Exercise aim>
Scan the records for the word "document". Copy each line that includes it.

━━━━━ Stored records

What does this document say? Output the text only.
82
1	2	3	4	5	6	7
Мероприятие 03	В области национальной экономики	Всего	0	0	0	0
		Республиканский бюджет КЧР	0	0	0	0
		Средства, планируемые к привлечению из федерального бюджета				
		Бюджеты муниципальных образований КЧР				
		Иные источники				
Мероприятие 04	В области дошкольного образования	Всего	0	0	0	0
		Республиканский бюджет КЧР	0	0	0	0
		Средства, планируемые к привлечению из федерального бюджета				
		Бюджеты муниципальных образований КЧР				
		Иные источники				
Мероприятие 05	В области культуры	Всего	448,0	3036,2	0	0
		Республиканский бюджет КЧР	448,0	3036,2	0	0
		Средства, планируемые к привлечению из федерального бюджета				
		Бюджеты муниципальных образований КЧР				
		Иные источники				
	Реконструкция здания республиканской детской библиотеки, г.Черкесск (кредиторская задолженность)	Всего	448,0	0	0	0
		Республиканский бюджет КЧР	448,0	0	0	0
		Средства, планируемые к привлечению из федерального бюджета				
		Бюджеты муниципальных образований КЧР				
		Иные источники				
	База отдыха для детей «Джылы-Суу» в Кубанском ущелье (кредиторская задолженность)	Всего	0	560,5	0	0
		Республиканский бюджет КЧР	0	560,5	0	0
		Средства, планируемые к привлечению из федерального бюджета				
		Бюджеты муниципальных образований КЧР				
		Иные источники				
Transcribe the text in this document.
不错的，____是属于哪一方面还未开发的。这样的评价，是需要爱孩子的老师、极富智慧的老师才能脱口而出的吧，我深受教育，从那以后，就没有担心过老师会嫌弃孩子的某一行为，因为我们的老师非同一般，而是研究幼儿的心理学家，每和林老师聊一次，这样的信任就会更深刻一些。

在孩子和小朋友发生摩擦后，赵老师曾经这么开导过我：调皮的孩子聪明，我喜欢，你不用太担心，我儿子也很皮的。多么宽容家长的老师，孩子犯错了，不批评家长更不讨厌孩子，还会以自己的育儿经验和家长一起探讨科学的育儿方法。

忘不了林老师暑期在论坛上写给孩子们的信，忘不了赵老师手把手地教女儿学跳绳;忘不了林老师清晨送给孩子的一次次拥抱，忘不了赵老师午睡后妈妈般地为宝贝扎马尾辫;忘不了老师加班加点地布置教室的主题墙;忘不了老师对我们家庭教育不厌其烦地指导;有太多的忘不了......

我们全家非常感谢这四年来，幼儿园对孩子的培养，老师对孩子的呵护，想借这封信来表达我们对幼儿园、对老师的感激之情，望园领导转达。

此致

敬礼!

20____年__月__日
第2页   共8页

━━━━━━━━━━

Worked answer>
What does this document say? Output the text only.
Transcribe the text in this document.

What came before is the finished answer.